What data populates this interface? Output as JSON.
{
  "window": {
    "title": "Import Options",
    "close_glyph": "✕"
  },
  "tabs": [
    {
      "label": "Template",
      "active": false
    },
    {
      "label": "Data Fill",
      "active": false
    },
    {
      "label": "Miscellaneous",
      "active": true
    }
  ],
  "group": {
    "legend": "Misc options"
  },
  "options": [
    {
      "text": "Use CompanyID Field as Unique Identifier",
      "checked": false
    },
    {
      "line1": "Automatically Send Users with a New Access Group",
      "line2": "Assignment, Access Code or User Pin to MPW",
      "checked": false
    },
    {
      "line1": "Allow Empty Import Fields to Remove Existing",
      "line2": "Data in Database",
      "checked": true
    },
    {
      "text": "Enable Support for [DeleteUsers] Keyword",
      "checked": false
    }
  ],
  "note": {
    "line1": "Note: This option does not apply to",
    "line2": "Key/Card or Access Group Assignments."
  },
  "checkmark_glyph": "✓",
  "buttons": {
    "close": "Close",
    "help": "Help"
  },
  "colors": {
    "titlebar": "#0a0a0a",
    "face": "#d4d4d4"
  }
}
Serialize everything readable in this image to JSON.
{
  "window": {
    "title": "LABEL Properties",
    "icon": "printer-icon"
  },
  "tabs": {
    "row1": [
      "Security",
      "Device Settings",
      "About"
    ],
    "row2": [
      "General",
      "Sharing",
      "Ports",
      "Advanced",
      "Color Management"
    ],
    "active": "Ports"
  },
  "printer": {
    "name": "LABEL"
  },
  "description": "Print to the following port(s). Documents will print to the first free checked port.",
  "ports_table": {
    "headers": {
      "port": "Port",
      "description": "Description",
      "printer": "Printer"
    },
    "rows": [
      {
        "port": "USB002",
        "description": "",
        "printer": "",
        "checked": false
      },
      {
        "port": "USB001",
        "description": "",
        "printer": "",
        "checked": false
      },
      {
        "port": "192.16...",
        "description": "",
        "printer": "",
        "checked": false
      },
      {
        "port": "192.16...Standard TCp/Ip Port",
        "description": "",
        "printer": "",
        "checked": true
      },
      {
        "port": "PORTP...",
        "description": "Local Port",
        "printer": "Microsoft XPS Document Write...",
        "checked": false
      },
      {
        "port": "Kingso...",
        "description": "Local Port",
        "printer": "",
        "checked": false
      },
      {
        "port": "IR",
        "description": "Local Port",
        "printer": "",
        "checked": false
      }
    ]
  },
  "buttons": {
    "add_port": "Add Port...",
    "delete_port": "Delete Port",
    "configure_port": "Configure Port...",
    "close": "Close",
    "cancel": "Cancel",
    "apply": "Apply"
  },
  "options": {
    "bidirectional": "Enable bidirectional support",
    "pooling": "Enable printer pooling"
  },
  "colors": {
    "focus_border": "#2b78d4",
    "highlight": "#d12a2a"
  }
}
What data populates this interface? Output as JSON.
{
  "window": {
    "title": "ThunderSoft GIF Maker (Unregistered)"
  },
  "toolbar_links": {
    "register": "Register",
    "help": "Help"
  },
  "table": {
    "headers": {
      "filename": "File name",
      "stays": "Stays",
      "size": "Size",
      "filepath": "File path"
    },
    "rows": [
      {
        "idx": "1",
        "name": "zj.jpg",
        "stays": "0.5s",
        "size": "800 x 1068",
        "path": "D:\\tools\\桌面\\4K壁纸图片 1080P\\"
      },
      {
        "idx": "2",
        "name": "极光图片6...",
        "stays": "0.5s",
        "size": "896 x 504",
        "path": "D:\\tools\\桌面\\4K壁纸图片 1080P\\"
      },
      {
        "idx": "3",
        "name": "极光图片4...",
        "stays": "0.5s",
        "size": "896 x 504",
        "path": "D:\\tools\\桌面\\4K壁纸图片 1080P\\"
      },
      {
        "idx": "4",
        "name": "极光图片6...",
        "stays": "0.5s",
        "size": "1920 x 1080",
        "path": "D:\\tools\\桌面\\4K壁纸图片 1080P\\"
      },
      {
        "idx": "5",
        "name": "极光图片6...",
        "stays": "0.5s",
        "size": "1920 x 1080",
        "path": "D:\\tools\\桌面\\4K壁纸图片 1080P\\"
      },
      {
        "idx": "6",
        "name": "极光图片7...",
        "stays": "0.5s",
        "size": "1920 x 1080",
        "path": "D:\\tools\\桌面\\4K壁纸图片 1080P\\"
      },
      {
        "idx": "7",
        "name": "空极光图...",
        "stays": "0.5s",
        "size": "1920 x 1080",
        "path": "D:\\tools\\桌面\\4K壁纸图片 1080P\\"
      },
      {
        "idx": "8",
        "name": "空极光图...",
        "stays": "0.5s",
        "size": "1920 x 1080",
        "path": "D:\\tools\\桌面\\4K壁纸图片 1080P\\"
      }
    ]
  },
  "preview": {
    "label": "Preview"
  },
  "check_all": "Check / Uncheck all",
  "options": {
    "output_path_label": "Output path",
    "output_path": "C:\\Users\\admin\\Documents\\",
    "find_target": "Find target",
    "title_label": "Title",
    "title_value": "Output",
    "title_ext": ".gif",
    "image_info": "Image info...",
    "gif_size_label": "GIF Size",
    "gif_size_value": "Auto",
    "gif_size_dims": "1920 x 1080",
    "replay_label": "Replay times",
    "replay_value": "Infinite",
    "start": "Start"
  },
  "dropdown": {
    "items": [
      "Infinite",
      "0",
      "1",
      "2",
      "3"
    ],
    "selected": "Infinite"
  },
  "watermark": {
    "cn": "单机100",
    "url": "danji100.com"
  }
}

WHAT YOU ARE ASKED TO DO —
Write the entries again, exactly as they stand.

RESULT OF THE TASK —
What data populates this interface? Output as JSON.
{
  "window": {
    "title": "Import Options",
    "close_glyph": "✕"
  },
  "tabs": [
    {
      "label": "Template",
      "active": false
    },
    {
      "label": "Data Fill",
      "active": false
    },
    {
      "label": "Miscellaneous",
      "active": true
    }
  ],
  "group": {
    "legend": "Misc options"
  },
  "options": [
    {
      "text": "Use CompanyID Field as Unique Identifier",
      "checked": false
    },
    {
      "line1": "Automatically Send Users with a New Access Group",
      "line2": "Assignment, Access Code or User Pin to MPW",
      "checked": false
    },
    {
      "line1": "Allow Empty Import Fields to Remove Existing",
      "line2": "Data in Database",
      "checked": true
    },
    {
      "text": "Enable Support for [DeleteUsers] Keyword",
      "checked": false
    }
  ],
  "note": {
    "line1": "Note: This option does not apply to",
    "line2": "Key/Card or Access Group Assignments."
  },
  "checkmark_glyph": "✓",
  "buttons": {
    "close": "Close",
    "help": "Help"
  },
  "colors": {
    "titlebar": "#0a0a0a",
    "face": "#d4d4d4"
  }
}
Serialize everything readable in this image to JSON.
{
  "window": {
    "title": "LABEL Properties",
    "icon": "printer-icon"
  },
  "tabs": {
    "row1": [
      "Security",
      "Device Settings",
      "About"
    ],
    "row2": [
      "General",
      "Sharing",
      "Ports",
      "Advanced",
      "Color Management"
    ],
    "active": "Ports"
  },
  "printer": {
    "name": "LABEL"
  },
  "description": "Print to the following port(s). Documents will print to the first free checked port.",
  "ports_table": {
    "headers": {
      "port": "Port",
      "description": "Description",
      "printer": "Printer"
    },
    "rows": [
      {
        "port": "USB002",
        "description": "",
        "printer": "",
        "checked": false
      },
      {
        "port": "USB001",
        "description": "",
        "printer": "",
        "checked": false
      },
      {
        "port": "192.16...",
        "description": "",
        "printer": "",
        "checked": false
      },
      {
        "port": "192.16...Standard TCp/Ip Port",
        "description": "",
        "printer": "",
        "checked": true
      },
      {
        "port": "PORTP...",
        "description": "Local Port",
        "printer": "Microsoft XPS Document Write...",
        "checked": false
      },
      {
        "port": "Kingso...",
        "description": "Local Port",
        "printer": "",
        "checked": false
      },
      {
        "port": "IR",
        "description": "Local Port",
        "printer": "",
        "checked": false
      }
    ]
  },
  "buttons": {
    "add_port": "Add Port...",
    "delete_port": "Delete Port",
    "configure_port": "Configure Port...",
    "close": "Close",
    "cancel": "Cancel",
    "apply": "Apply"
  },
  "options": {
    "bidirectional": "Enable bidirectional support",
    "pooling": "Enable printer pooling"
  },
  "colors": {
    "focus_border": "#2b78d4",
    "highlight": "#d12a2a"
  }
}
What data populates this interface? Output as JSON.
{
  "window": {
    "title": "ThunderSoft GIF Maker (Unregistered)"
  },
  "toolbar_links": {
    "register": "Register",
    "help": "Help"
  },
  "table": {
    "headers": {
      "filename": "File name",
      "stays": "Stays",
      "size": "Size",
      "filepath": "File path"
    },
    "rows": [
      {
        "idx": "1",
        "name": "zj.jpg",
        "stays": "0.5s",
        "size": "800 x 1068",
        "path": "D:\\tools\\桌面\\4K壁纸图片 1080P\\"
      },
      {
        "idx": "2",
        "name": "极光图片6...",
        "stays": "0.5s",
        "size": "896 x 504",
        "path": "D:\\tools\\桌面\\4K壁纸图片 1080P\\"
      },
      {
        "idx": "3",
        "name": "极光图片4...",
        "stays": "0.5s",
        "size": "896 x 504",
        "path": "D:\\tools\\桌面\\4K壁纸图片 1080P\\"
      },
      {
        "idx": "4",
        "name": "极光图片6...",
        "stays": "0.5s",
        "size": "1920 x 1080",
        "path": "D:\\tools\\桌面\\4K壁纸图片 1080P\\"
      },
      {
        "idx": "5",
        "name": "极光图片6...",
        "stays": "0.5s",
        "size": "1920 x 1080",
        "path": "D:\\tools\\桌面\\4K壁纸图片 1080P\\"
      },
      {
        "idx": "6",
        "name": "极光图片7...",
        "stays": "0.5s",
        "size": "1920 x 1080",
        "path": "D:\\tools\\桌面\\4K壁纸图片 1080P\\"
      },
      {
        "idx": "7",
        "name": "空极光图...",
        "stays": "0.5s",
        "size": "1920 x 1080",
        "path": "D:\\tools\\桌面\\4K壁纸图片 1080P\\"
      },
      {
        "idx": "8",
        "name": "空极光图...",
        "stays": "0.5s",
        "size": "1920 x 1080",
        "path": "D:\\tools\\桌面\\4K壁纸图片 1080P\\"
      }
    ]
  },
  "preview": {
    "label": "Preview"
  },
  "check_all": "Check / Uncheck all",
  "options": {
    "output_path_label": "Output path",
    "output_path": "C:\\Users\\admin\\Documents\\",
    "find_target": "Find target",
    "title_label": "Title",
    "title_value": "Output",
    "title_ext": ".gif",
    "image_info": "Image info...",
    "gif_size_label": "GIF Size",
    "gif_size_value": "Auto",
    "gif_size_dims": "1920 x 1080",
    "replay_label": "Replay times",
    "replay_value": "Infinite",
    "start": "Start"
  },
  "dropdown": {
    "items": [
      "Infinite",
      "0",
      "1",
      "2",
      "3"
    ],
    "selected": "Infinite"
  },
  "watermark": {
    "cn": "单机100",
    "url": "danji100.com"
  }
}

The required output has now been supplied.